**Materials provided**
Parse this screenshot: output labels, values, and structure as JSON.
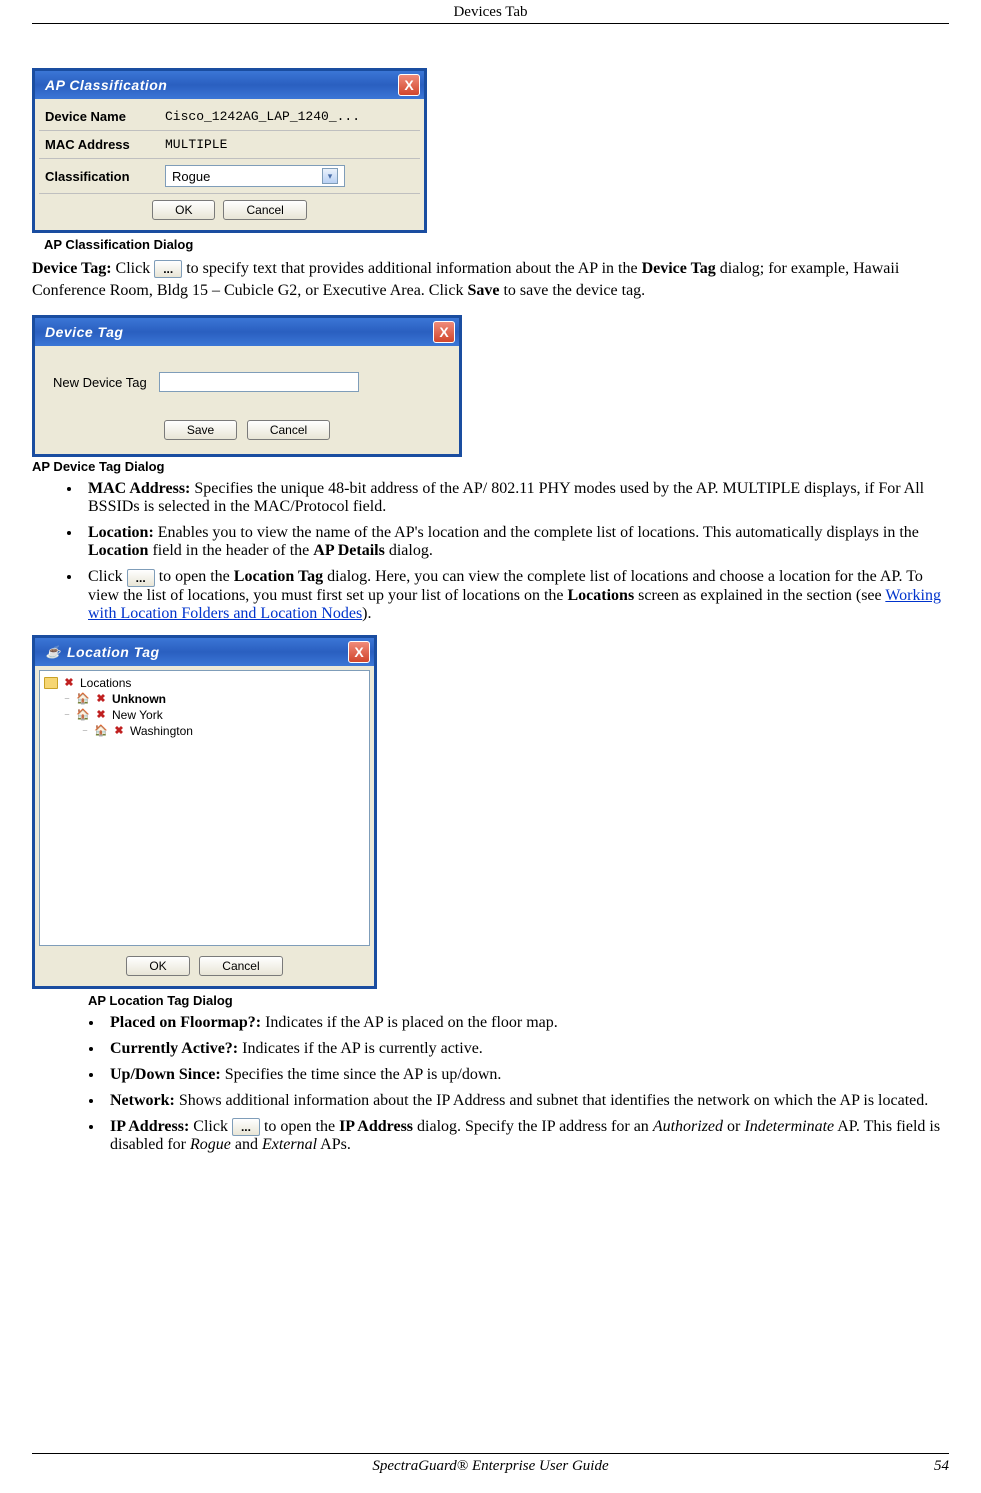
{
  "header": {
    "title": "Devices Tab"
  },
  "dialog1": {
    "title": "AP Classification",
    "close": "X",
    "rows": {
      "deviceName": {
        "label": "Device Name",
        "value": "Cisco_1242AG_LAP_1240_..."
      },
      "mac": {
        "label": "MAC Address",
        "value": "MULTIPLE"
      },
      "classification": {
        "label": "Classification",
        "value": "Rogue"
      }
    },
    "ok": "OK",
    "cancel": "Cancel",
    "caption": "AP Classification Dialog"
  },
  "ellipsis": "...",
  "para1": {
    "lead": "Device Tag: ",
    "p1a": "Click ",
    "p1b": " to specify text that provides additional information about the AP in the ",
    "deviceTag": "Device Tag",
    "p1c": " dialog; for example, Hawaii Conference Room, Bldg 15 – Cubicle G2, or Executive Area. Click ",
    "save": "Save",
    "p1d": " to save the device tag."
  },
  "dialog2": {
    "title": "Device Tag",
    "close": "X",
    "label": "New  Device Tag",
    "input": "",
    "save": "Save",
    "cancel": "Cancel",
    "caption": "AP Device Tag Dialog"
  },
  "bullets1": {
    "mac": {
      "lead": "MAC Address: ",
      "text": "Specifies the unique 48-bit address of the AP/ 802.11 PHY modes used by the AP. MULTIPLE displays, if For All BSSIDs is selected in the MAC/Protocol field."
    },
    "loc": {
      "lead": "Location: ",
      "textA": "Enables you to view the name of the AP's location and the complete list of locations. This automatically displays in the ",
      "b1": "Location",
      "textB": " field in the header of the ",
      "b2": "AP Details",
      "textC": " dialog."
    },
    "click": {
      "t1": "Click ",
      "t2": " to open the ",
      "b1": "Location Tag",
      "t3": " dialog. Here, you can view the complete list of locations and choose a location for the AP. To view the list of locations, you must first set up your list of locations on the ",
      "b2": "Locations",
      "t4": " screen as explained in the section (see ",
      "link": "Working with Location Folders and Location Nodes",
      "t5": ")."
    }
  },
  "dialog3": {
    "title": "Location Tag",
    "close": "X",
    "tree": {
      "root": "Locations",
      "unknown": "Unknown",
      "ny": "New York",
      "wa": "Washington"
    },
    "ok": "OK",
    "cancel": "Cancel",
    "caption": "AP Location Tag Dialog"
  },
  "bullets2": {
    "floormap": {
      "lead": "Placed on Floormap?: ",
      "text": "Indicates if the AP is placed on the floor map."
    },
    "active": {
      "lead": "Currently Active?: ",
      "text": "Indicates if the AP is currently active."
    },
    "upDown": {
      "lead": "Up/Down Since: ",
      "text": "Specifies the time since the AP is up/down."
    },
    "network": {
      "lead": "Network: ",
      "text": "Shows additional information about the IP Address and subnet that identifies the network on which the AP is located."
    },
    "ip": {
      "lead": "IP Address: ",
      "t1": "Click ",
      "t2": " to open the ",
      "b1": "IP Address",
      "t3": " dialog. Specify the IP address for an ",
      "i1": "Authorized",
      "t4": " or ",
      "i2": "Indeterminate",
      "t5": " AP. This field is disabled for ",
      "i3": "Rogue",
      "t6": " and ",
      "i4": "External",
      "t7": " APs."
    }
  },
  "footer": {
    "guide": "SpectraGuard®  Enterprise User Guide",
    "page": "54"
  }
}
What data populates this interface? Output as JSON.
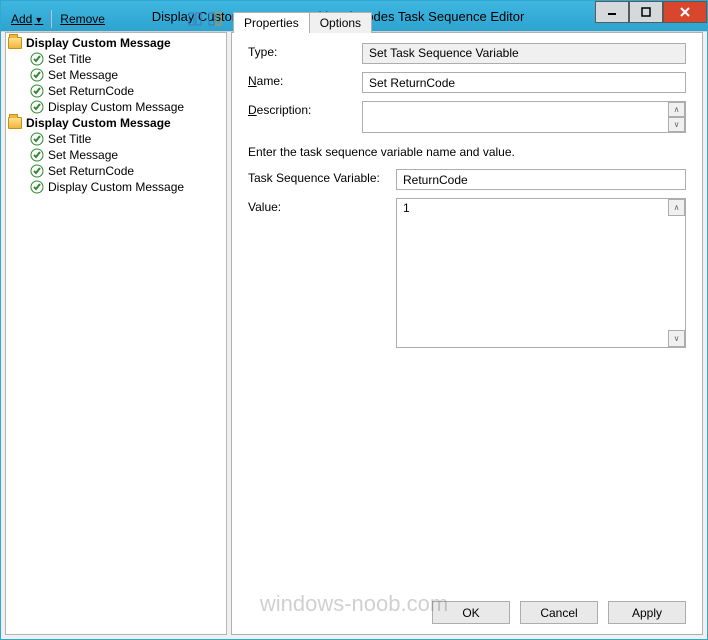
{
  "window": {
    "title": "Display Custom Messages with exit codes Task Sequence Editor"
  },
  "toolbar": {
    "add_label": "Add",
    "remove_label": "Remove"
  },
  "tree": {
    "groups": [
      {
        "label": "Display Custom Message",
        "items": [
          "Set Title",
          "Set Message",
          "Set ReturnCode",
          "Display Custom Message"
        ]
      },
      {
        "label": "Display Custom Message",
        "items": [
          "Set Title",
          "Set Message",
          "Set ReturnCode",
          "Display Custom Message"
        ]
      }
    ]
  },
  "tabs": {
    "properties": "Properties",
    "options": "Options"
  },
  "form": {
    "type_label": "Type:",
    "type_value": "Set Task Sequence Variable",
    "name_label_pre": "N",
    "name_label_post": "ame:",
    "name_value": "Set ReturnCode",
    "desc_label_pre": "D",
    "desc_label_post": "escription:",
    "desc_value": "",
    "instruction": "Enter the task sequence variable name and value.",
    "tsv_label": "Task Sequence Variable:",
    "tsv_value": "ReturnCode",
    "value_label": "Value:",
    "value_value": "1"
  },
  "buttons": {
    "ok": "OK",
    "cancel": "Cancel",
    "apply": "Apply"
  },
  "watermark": "windows-noob.com"
}
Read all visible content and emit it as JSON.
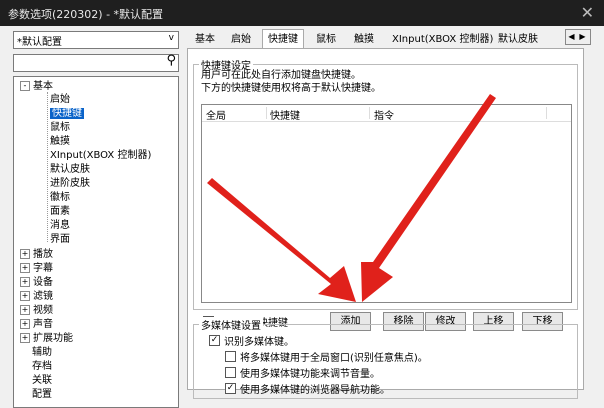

**To do**
List every line above containing the word "additional".

**The solution**
    "p1b": " to specify text that provides additional information about the AP in the ",
      "text": "Shows additional information about the IP Address and subnet that identifies the network on which the AP is located."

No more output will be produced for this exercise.